1.4 TM refresher (II)

Instruction:

# clean_text is pre-defined
clean_text

# Create tf_dtm
tf_dtm <- DocumentTermMatrix(clean_text)

# Create tf_dtm_m
tf_dtm_m <- as.matrix(tf_dtm)

# Dimensions of DTM matrix
dim(tf_dtm_m)

# Subset part of tf_dtm_m for comparison
tf_dtm_m[16:20, 2975:2985]

1.5 How many words do YOU know? Zipf’s law & subjectivity lexicon (video)

1.6 What is a subjectivity lexicon?

1.7 Where can you observe Zipf’s law?

Instruction:

# Examine sb_words
head(sb_words)

# Create expectations
sb_words$expectations <- sb_words %$% 
  {freq[1] / rank}

# Create metrics plot
sb_plot <- mjs_plot(sb_words, x = rank, y = freq, show_rollover_text = FALSE)

# Add 1st line
sb_plot <- mjs_line(sb_plot)

# Add 2nd line
sb_plot <- mjs_add_line(sb_plot, expectations)

# Add legend
sb_plot <- mjs_add_legend(sb_plot, legend = c("Frequency", "Expectation"))

# Display plot
sb_plot

1.8 Polarity on actual text

Instruction 1:

# Example statement
positive <- "DataCamp courses are good for learning"

# Calculate polarity of statement
(pos_score <-polarity(positive))

Instruction 2:

# From previous step
positive <- "DataCamp courses are good for learning"
pos_score <- polarity(positive)

# Get counts
(pos_counts <- counts(pos_score))
  
# Number of positive words
n_good <- length(pos_counts$pos.words[[1]])
  
# Total number of words
n_words <- pos_counts$wc
  
# Verify polarity score
n_good / sqrt(n_words)

1.9 Explore qdap’s polarity & built-in lexicon (video)

1.10 Happy songs!

Instruction:

# Examine conversation
conversation

# Polarity - All
polarity(conversation$text)

# Polarity - Grouped
student_pol <- conversation %$%
  polarity(text, student)

# Student results
scores(student_pol)

* _Dataset rows_:
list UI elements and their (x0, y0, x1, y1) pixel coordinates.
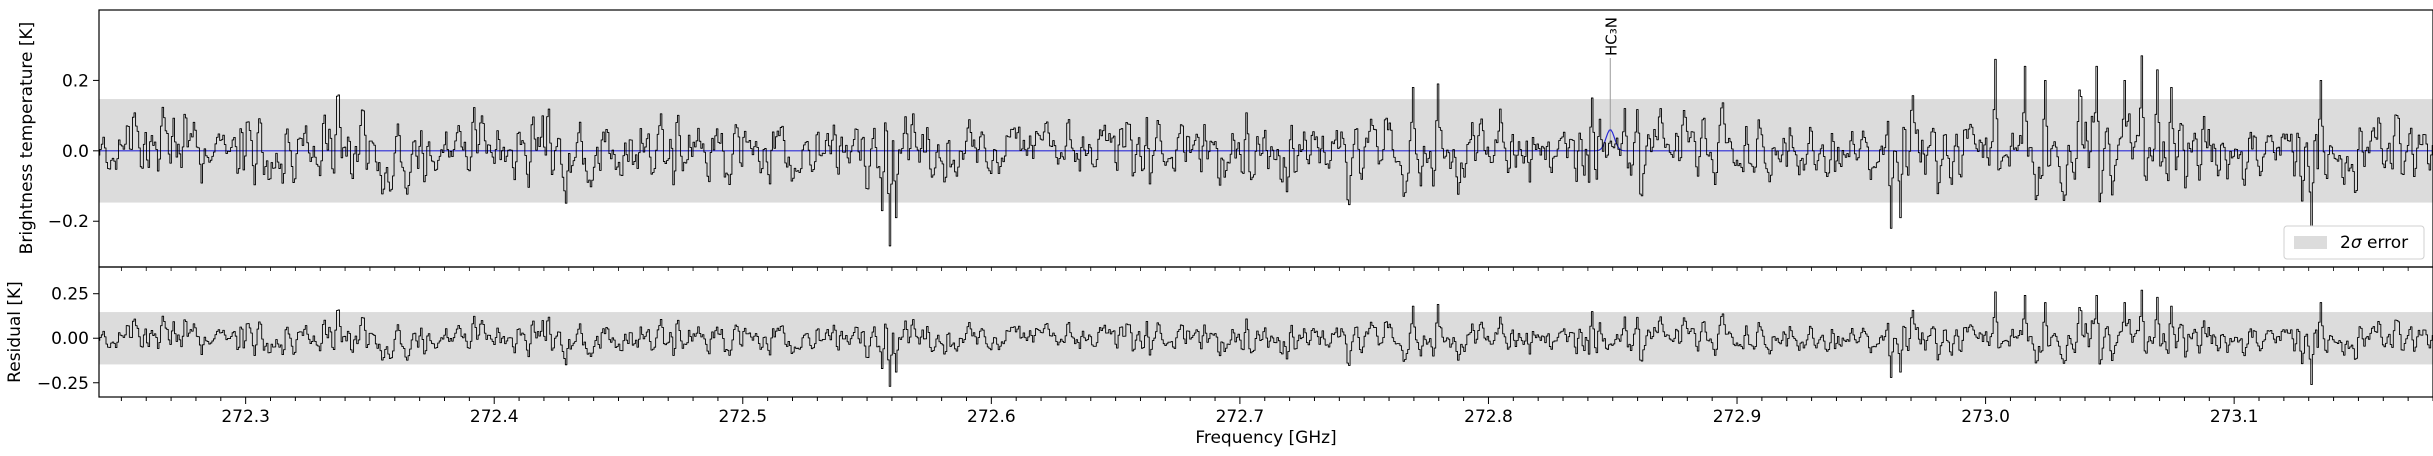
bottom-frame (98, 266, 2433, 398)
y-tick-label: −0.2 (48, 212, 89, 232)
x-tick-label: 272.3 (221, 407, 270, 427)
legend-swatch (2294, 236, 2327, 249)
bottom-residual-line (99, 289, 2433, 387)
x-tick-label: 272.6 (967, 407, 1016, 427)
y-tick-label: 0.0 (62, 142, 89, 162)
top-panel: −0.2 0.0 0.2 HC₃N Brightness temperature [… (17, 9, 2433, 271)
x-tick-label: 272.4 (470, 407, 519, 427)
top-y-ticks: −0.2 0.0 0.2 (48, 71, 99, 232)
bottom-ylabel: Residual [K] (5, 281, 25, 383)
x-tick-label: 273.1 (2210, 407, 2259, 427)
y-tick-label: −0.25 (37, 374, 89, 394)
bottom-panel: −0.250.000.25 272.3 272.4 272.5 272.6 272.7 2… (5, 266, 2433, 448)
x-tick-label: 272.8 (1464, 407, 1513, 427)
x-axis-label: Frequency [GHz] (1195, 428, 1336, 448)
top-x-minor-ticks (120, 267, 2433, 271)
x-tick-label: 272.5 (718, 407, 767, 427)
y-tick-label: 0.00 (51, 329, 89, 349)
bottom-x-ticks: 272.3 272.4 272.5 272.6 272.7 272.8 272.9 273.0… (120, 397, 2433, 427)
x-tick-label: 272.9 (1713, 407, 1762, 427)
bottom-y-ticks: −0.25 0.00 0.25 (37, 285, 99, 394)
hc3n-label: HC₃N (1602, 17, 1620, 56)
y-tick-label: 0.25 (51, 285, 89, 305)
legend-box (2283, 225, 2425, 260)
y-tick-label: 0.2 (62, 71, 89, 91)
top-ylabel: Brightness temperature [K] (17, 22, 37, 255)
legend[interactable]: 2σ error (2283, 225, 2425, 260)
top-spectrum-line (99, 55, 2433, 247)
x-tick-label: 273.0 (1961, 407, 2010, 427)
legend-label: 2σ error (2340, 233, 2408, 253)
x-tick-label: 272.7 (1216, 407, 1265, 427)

---

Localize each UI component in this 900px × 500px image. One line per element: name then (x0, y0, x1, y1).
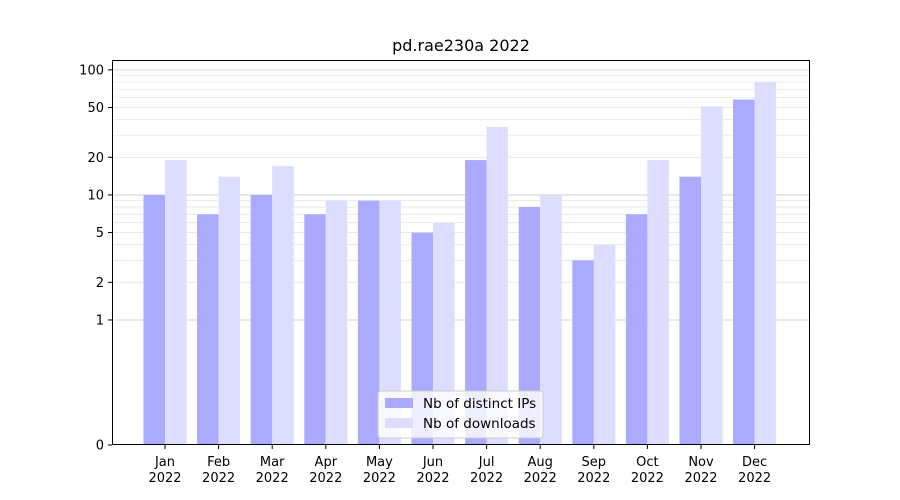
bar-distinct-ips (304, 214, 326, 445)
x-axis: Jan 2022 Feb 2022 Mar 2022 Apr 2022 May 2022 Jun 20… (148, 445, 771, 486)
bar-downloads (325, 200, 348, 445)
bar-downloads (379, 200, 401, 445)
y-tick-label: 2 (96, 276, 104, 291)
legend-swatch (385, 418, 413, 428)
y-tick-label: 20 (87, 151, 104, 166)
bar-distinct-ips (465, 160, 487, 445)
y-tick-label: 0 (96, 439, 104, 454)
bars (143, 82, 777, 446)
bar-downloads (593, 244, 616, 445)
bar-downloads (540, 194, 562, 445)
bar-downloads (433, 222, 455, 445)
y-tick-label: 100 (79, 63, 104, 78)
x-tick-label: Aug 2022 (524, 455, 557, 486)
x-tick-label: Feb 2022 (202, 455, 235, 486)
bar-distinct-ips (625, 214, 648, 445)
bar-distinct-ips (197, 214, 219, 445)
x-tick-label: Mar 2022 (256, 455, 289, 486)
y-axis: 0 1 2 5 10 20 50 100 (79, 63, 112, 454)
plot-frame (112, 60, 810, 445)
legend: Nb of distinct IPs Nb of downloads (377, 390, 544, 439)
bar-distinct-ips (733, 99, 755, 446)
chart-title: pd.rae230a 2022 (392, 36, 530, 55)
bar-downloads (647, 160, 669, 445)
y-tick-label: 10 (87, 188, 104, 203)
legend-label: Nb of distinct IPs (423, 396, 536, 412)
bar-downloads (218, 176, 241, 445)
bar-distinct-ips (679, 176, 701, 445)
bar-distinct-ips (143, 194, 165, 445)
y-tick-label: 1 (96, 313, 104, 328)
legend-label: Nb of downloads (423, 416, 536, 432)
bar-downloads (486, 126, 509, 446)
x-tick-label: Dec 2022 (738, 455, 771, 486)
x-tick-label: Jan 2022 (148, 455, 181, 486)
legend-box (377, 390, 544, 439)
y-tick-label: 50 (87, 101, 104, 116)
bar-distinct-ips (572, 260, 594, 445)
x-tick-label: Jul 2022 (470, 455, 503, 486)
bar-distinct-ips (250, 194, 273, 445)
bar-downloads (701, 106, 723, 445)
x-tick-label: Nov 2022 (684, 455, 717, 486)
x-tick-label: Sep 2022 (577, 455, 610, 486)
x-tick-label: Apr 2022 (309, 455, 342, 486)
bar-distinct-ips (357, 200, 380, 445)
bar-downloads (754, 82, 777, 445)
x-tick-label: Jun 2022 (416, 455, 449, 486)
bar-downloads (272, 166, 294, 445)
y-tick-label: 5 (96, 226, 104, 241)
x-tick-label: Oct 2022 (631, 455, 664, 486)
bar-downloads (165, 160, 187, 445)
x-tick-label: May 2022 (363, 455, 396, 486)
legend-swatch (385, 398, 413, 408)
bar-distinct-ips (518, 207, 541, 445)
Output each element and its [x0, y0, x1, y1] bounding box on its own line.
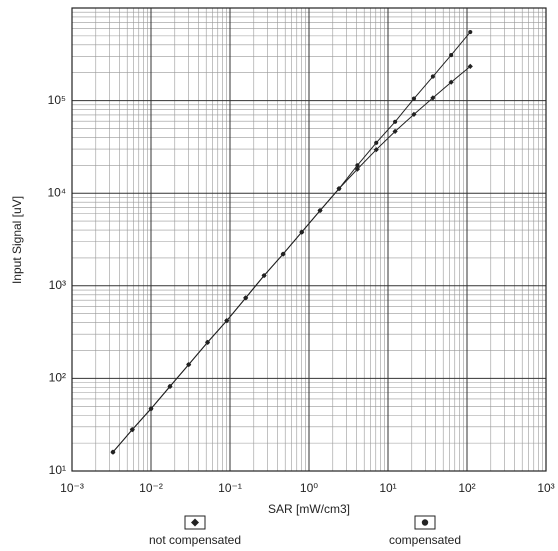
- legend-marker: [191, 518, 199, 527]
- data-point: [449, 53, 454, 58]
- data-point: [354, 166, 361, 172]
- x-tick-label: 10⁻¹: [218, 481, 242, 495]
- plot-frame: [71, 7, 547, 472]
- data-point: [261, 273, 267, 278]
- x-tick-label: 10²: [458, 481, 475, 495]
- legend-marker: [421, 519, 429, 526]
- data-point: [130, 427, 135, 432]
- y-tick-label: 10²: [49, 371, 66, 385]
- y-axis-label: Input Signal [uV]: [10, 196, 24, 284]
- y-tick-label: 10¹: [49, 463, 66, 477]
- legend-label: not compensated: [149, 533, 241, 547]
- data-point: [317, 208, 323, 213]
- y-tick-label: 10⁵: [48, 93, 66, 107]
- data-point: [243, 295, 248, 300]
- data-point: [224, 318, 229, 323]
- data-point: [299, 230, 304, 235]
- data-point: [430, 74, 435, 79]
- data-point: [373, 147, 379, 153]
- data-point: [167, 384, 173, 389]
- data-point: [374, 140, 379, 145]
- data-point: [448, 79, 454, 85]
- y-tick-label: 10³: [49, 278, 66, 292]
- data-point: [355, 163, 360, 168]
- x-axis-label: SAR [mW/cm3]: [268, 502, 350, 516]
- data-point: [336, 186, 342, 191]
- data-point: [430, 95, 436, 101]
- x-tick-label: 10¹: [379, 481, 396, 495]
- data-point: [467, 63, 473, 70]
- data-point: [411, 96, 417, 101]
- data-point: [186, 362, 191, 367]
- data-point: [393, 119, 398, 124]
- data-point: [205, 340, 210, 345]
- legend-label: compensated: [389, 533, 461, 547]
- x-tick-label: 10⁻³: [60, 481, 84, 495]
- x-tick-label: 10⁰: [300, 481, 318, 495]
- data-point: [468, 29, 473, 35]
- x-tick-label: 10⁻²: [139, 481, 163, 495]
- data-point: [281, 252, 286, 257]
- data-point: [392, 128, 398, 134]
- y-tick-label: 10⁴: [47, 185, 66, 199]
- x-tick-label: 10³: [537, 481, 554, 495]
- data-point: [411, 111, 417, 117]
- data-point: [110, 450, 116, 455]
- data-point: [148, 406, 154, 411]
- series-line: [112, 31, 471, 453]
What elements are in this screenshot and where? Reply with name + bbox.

* _Exercise task_: Which functions with names starting with "mjs_" does the R exercise text call? List each one once.

* _Exercise response_: mjs_plot, mjs_line, mjs_add_line, mjs_add_legend